Data for the task:
- - - -

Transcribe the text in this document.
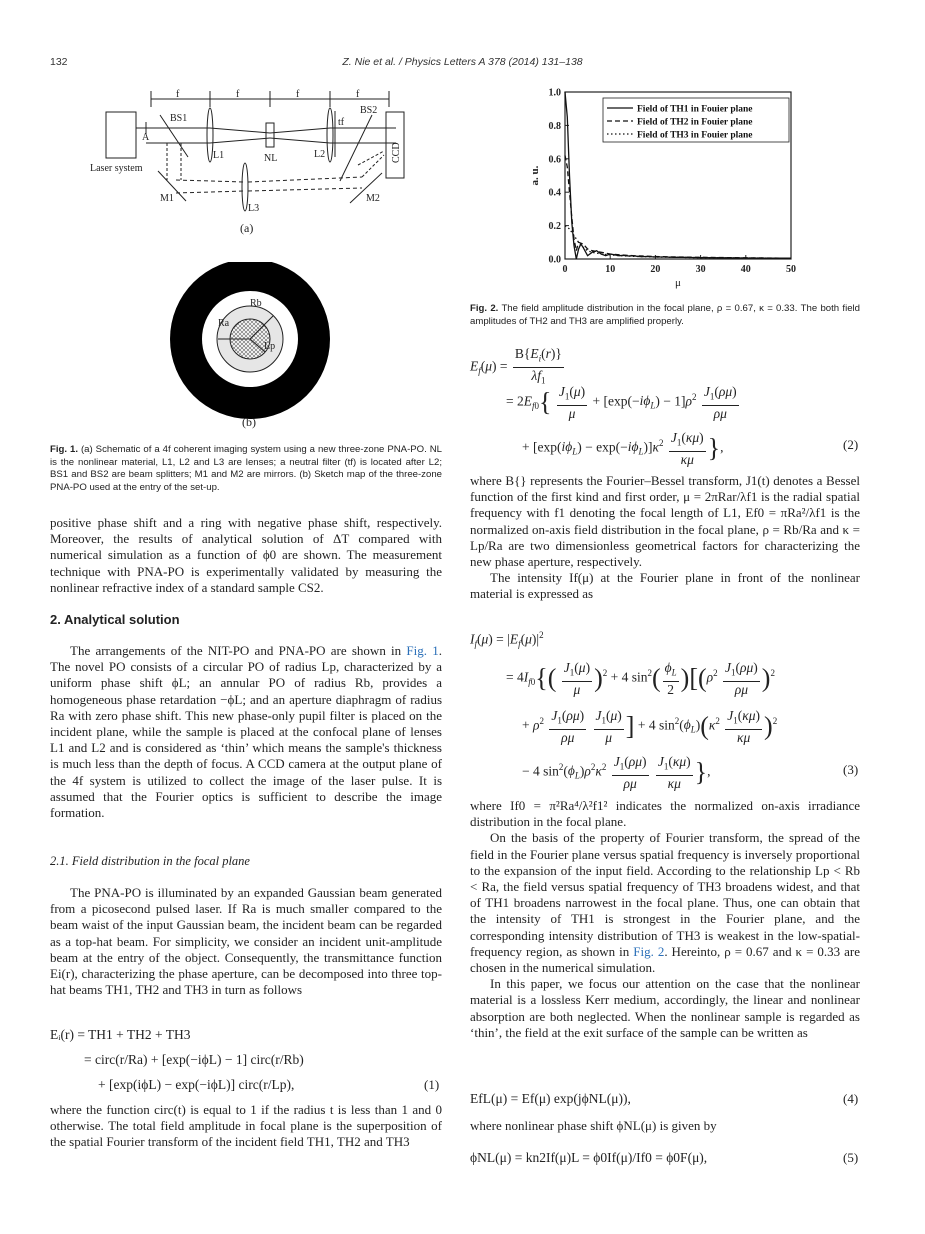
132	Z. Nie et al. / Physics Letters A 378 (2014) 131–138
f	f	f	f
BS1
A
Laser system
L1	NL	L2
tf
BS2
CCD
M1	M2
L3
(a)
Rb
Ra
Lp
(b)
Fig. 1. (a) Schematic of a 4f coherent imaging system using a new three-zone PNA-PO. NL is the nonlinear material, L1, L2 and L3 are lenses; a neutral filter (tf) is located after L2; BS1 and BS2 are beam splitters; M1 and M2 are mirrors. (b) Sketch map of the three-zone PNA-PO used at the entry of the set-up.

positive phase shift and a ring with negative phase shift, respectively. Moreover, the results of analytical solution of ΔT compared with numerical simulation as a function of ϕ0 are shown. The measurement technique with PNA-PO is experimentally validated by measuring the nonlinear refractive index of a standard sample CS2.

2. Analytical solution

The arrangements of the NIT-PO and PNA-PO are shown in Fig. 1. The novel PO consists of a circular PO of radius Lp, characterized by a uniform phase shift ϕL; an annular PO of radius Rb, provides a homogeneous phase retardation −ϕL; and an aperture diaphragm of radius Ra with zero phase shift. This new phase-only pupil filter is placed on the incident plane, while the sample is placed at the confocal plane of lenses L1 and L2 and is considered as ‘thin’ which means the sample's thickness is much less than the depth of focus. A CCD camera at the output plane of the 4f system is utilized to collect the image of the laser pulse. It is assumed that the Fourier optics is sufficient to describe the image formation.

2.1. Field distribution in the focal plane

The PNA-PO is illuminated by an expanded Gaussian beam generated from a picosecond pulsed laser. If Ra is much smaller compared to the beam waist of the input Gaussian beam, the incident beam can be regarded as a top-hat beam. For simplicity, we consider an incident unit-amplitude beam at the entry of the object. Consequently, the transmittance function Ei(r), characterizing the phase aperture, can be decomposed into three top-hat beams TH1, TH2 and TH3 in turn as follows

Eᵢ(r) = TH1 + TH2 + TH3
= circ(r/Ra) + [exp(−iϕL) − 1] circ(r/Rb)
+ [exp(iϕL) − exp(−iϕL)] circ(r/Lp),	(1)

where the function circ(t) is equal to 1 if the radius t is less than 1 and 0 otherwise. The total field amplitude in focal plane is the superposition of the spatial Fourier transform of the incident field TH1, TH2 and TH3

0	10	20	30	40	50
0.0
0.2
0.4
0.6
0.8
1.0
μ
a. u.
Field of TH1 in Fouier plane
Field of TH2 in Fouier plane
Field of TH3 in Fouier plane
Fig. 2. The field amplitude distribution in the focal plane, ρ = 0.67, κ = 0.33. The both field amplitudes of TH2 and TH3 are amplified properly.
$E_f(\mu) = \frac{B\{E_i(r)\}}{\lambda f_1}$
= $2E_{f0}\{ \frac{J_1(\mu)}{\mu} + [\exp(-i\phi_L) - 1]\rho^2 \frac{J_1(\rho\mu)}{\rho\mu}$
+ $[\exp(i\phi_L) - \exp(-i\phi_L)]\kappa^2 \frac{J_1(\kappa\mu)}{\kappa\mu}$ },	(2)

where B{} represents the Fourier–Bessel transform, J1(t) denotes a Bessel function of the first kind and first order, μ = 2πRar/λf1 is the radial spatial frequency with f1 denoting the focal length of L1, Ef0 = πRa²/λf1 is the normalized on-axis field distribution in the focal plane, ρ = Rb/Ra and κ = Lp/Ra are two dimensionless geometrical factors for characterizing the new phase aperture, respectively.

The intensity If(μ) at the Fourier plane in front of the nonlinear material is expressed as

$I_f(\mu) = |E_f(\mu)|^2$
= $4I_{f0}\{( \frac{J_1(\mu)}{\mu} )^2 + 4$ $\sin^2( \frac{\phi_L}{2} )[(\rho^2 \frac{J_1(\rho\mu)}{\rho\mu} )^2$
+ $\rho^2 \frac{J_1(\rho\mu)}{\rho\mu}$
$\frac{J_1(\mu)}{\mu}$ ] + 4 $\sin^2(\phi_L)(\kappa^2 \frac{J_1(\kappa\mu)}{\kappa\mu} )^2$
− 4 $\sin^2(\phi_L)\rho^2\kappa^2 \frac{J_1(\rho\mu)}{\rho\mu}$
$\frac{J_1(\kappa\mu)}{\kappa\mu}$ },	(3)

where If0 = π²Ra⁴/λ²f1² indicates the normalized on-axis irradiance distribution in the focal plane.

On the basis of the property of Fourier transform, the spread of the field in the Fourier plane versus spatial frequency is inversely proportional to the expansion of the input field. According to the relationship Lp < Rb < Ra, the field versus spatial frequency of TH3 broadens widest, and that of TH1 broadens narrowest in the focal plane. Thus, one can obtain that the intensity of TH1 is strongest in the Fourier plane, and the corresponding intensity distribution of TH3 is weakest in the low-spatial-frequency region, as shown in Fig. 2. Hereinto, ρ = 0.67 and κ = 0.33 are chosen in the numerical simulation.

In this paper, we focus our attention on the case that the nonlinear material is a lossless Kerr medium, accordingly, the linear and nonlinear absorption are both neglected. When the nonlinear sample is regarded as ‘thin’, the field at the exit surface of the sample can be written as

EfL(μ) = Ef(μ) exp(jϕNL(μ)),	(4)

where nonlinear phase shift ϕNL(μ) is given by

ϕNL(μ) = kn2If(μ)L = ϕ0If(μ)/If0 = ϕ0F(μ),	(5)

- - - -

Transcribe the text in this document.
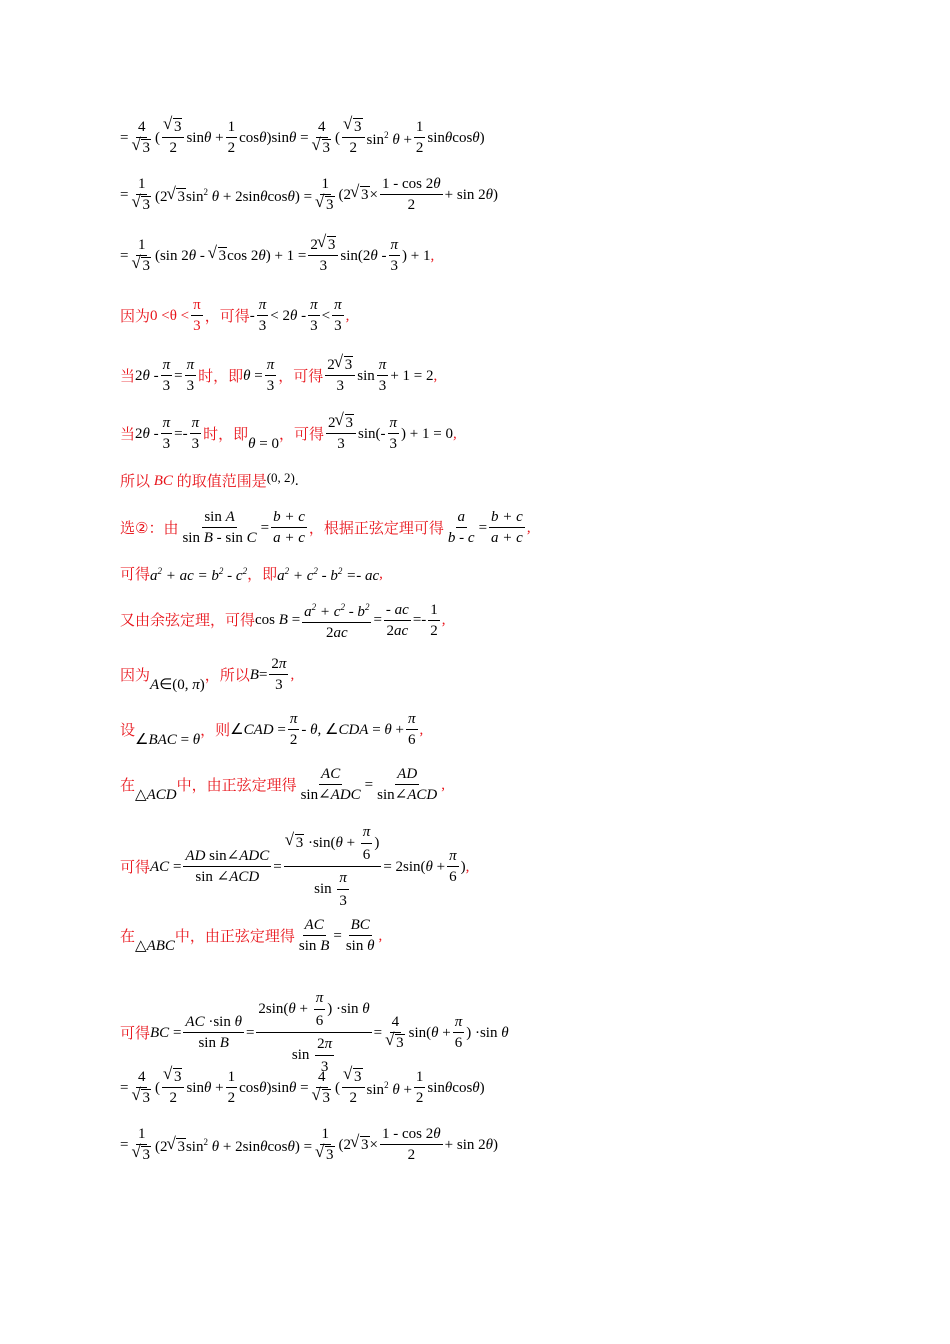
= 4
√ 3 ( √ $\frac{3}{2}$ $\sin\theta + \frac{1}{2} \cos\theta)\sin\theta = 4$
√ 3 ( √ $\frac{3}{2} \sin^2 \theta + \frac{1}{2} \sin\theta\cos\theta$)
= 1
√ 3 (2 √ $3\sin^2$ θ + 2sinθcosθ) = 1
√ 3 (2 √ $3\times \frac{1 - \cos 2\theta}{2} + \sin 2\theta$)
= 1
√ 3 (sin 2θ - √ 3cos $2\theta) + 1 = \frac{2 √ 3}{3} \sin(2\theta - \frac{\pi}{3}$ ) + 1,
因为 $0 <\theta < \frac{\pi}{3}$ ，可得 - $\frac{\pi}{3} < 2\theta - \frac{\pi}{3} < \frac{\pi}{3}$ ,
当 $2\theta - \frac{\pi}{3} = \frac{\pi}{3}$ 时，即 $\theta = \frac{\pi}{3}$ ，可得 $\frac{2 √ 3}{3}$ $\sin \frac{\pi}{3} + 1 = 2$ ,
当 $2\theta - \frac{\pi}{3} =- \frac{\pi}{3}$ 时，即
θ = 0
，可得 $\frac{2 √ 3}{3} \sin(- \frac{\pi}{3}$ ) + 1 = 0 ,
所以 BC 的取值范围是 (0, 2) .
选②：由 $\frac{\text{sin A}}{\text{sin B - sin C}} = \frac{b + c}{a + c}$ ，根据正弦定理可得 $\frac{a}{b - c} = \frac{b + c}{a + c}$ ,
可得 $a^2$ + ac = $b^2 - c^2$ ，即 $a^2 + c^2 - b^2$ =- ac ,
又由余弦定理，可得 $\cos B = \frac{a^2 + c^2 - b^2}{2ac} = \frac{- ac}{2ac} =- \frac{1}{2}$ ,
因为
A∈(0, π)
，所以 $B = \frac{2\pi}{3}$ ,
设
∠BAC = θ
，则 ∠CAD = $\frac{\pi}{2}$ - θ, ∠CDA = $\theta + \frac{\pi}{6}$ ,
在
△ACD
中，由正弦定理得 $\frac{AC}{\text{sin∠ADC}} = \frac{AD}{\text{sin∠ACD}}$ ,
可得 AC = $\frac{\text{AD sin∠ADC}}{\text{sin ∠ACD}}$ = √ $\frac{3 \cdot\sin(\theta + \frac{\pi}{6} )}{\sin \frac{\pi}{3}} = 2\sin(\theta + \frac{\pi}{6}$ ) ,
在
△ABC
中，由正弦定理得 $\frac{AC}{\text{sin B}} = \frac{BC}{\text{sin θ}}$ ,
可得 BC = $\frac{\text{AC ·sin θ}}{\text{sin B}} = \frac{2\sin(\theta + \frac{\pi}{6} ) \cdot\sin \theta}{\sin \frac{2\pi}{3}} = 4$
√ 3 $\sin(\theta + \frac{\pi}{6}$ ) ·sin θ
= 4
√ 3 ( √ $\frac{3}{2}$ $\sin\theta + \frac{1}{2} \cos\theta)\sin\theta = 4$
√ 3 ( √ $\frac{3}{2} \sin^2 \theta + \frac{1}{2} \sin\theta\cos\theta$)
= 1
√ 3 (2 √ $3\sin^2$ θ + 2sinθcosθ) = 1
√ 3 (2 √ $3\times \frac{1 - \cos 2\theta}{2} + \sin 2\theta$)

- - - -

Tally how many lines of the material contain the word "由正弦定理得". The answer must be the number and nothing else.

Completed exercise:
2